> _EXERCISE DETAILS_:
Output the full material exactly as it appears here.

> _DATA FOR PROCESSING_:

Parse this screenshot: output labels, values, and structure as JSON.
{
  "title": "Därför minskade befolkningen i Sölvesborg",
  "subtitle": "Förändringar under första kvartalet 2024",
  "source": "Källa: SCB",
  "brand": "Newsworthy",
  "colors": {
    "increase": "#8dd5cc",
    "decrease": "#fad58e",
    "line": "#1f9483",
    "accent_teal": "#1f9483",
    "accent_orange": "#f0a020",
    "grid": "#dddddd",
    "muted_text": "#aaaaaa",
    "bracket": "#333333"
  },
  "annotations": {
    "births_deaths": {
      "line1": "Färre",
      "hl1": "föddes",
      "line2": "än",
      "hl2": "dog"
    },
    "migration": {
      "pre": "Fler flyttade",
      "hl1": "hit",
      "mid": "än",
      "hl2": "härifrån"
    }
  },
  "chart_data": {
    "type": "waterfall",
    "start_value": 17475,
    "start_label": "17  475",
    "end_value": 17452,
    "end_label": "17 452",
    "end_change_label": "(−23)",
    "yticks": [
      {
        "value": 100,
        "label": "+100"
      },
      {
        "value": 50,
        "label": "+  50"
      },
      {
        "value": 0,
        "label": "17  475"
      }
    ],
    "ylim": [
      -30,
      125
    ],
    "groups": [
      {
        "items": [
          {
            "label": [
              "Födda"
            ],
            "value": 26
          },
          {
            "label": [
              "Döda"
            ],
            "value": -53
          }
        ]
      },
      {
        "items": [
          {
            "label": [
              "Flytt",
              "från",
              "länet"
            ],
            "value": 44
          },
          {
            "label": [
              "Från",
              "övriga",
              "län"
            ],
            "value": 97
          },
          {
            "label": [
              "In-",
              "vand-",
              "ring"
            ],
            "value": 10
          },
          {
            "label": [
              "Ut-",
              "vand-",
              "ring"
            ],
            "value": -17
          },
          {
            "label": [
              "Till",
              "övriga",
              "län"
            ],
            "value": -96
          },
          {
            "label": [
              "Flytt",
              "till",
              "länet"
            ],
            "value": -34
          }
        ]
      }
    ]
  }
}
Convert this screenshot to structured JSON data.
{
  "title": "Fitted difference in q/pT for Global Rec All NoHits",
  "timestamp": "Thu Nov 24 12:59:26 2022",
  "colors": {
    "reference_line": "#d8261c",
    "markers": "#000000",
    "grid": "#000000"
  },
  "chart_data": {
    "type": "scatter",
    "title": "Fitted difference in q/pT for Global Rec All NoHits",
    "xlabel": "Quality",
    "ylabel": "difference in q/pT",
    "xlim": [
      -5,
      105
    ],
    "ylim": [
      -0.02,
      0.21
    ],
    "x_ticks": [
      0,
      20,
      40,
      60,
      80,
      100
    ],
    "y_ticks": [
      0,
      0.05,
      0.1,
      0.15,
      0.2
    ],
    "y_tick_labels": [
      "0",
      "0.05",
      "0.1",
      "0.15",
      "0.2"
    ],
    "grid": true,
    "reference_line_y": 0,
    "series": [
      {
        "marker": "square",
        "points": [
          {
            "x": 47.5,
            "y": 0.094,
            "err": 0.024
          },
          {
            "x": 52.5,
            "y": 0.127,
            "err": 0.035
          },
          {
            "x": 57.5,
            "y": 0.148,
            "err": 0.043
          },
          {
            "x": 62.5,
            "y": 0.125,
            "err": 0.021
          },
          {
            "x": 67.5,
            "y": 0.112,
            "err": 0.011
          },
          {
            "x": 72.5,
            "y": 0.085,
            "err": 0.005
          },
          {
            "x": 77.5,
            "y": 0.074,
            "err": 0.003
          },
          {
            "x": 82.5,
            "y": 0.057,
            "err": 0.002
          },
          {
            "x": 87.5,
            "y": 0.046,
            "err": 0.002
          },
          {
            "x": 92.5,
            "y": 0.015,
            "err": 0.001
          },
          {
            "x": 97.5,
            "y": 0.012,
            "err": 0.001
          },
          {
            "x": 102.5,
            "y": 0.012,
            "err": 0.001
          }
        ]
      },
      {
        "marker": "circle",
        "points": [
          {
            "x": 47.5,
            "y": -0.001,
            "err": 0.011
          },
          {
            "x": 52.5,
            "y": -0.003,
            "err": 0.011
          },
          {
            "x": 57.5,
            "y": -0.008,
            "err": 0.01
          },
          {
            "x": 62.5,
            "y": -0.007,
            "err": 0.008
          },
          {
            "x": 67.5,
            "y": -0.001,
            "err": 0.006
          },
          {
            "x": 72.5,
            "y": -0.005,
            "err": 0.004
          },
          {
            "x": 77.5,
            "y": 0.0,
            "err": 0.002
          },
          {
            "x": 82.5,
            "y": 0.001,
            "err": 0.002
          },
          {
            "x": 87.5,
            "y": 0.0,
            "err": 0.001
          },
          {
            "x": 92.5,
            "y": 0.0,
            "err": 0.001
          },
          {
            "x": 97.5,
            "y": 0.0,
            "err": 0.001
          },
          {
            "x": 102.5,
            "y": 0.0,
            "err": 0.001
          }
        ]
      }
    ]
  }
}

> _PROBLEM SOLUTION_:
Parse this screenshot: output labels, values, and structure as JSON.
{
  "title": "Därför minskade befolkningen i Sölvesborg",
  "subtitle": "Förändringar under första kvartalet 2024",
  "source": "Källa: SCB",
  "brand": "Newsworthy",
  "colors": {
    "increase": "#8dd5cc",
    "decrease": "#fad58e",
    "line": "#1f9483",
    "accent_teal": "#1f9483",
    "accent_orange": "#f0a020",
    "grid": "#dddddd",
    "muted_text": "#aaaaaa",
    "bracket": "#333333"
  },
  "annotations": {
    "births_deaths": {
      "line1": "Färre",
      "hl1": "föddes",
      "line2": "än",
      "hl2": "dog"
    },
    "migration": {
      "pre": "Fler flyttade",
      "hl1": "hit",
      "mid": "än",
      "hl2": "härifrån"
    }
  },
  "chart_data": {
    "type": "waterfall",
    "start_value": 17475,
    "start_label": "17  475",
    "end_value": 17452,
    "end_label": "17 452",
    "end_change_label": "(−23)",
    "yticks": [
      {
        "value": 100,
        "label": "+100"
      },
      {
        "value": 50,
        "label": "+  50"
      },
      {
        "value": 0,
        "label": "17  475"
      }
    ],
    "ylim": [
      -30,
      125
    ],
    "groups": [
      {
        "items": [
          {
            "label": [
              "Födda"
            ],
            "value": 26
          },
          {
            "label": [
              "Döda"
            ],
            "value": -53
          }
        ]
      },
      {
        "items": [
          {
            "label": [
              "Flytt",
              "från",
              "länet"
            ],
            "value": 44
          },
          {
            "label": [
              "Från",
              "övriga",
              "län"
            ],
            "value": 97
          },
          {
            "label": [
              "In-",
              "vand-",
              "ring"
            ],
            "value": 10
          },
          {
            "label": [
              "Ut-",
              "vand-",
              "ring"
            ],
            "value": -17
          },
          {
            "label": [
              "Till",
              "övriga",
              "län"
            ],
            "value": -96
          },
          {
            "label": [
              "Flytt",
              "till",
              "länet"
            ],
            "value": -34
          }
        ]
      }
    ]
  }
}
Convert this screenshot to structured JSON data.
{
  "title": "Fitted difference in q/pT for Global Rec All NoHits",
  "timestamp": "Thu Nov 24 12:59:26 2022",
  "colors": {
    "reference_line": "#d8261c",
    "markers": "#000000",
    "grid": "#000000"
  },
  "chart_data": {
    "type": "scatter",
    "title": "Fitted difference in q/pT for Global Rec All NoHits",
    "xlabel": "Quality",
    "ylabel": "difference in q/pT",
    "xlim": [
      -5,
      105
    ],
    "ylim": [
      -0.02,
      0.21
    ],
    "x_ticks": [
      0,
      20,
      40,
      60,
      80,
      100
    ],
    "y_ticks": [
      0,
      0.05,
      0.1,
      0.15,
      0.2
    ],
    "y_tick_labels": [
      "0",
      "0.05",
      "0.1",
      "0.15",
      "0.2"
    ],
    "grid": true,
    "reference_line_y": 0,
    "series": [
      {
        "marker": "square",
        "points": [
          {
            "x": 47.5,
            "y": 0.094,
            "err": 0.024
          },
          {
            "x": 52.5,
            "y": 0.127,
            "err": 0.035
          },
          {
            "x": 57.5,
            "y": 0.148,
            "err": 0.043
          },
          {
            "x": 62.5,
            "y": 0.125,
            "err": 0.021
          },
          {
            "x": 67.5,
            "y": 0.112,
            "err": 0.011
          },
          {
            "x": 72.5,
            "y": 0.085,
            "err": 0.005
          },
          {
            "x": 77.5,
            "y": 0.074,
            "err": 0.003
          },
          {
            "x": 82.5,
            "y": 0.057,
            "err": 0.002
          },
          {
            "x": 87.5,
            "y": 0.046,
            "err": 0.002
          },
          {
            "x": 92.5,
            "y": 0.015,
            "err": 0.001
          },
          {
            "x": 97.5,
            "y": 0.012,
            "err": 0.001
          },
          {
            "x": 102.5,
            "y": 0.012,
            "err": 0.001
          }
        ]
      },
      {
        "marker": "circle",
        "points": [
          {
            "x": 47.5,
            "y": -0.001,
            "err": 0.011
          },
          {
            "x": 52.5,
            "y": -0.003,
            "err": 0.011
          },
          {
            "x": 57.5,
            "y": -0.008,
            "err": 0.01
          },
          {
            "x": 62.5,
            "y": -0.007,
            "err": 0.008
          },
          {
            "x": 67.5,
            "y": -0.001,
            "err": 0.006
          },
          {
            "x": 72.5,
            "y": -0.005,
            "err": 0.004
          },
          {
            "x": 77.5,
            "y": 0.0,
            "err": 0.002
          },
          {
            "x": 82.5,
            "y": 0.001,
            "err": 0.002
          },
          {
            "x": 87.5,
            "y": 0.0,
            "err": 0.001
          },
          {
            "x": 92.5,
            "y": 0.0,
            "err": 0.001
          },
          {
            "x": 97.5,
            "y": 0.0,
            "err": 0.001
          },
          {
            "x": 102.5,
            "y": 0.0,
            "err": 0.001
          }
        ]
      }
    ]
  }
}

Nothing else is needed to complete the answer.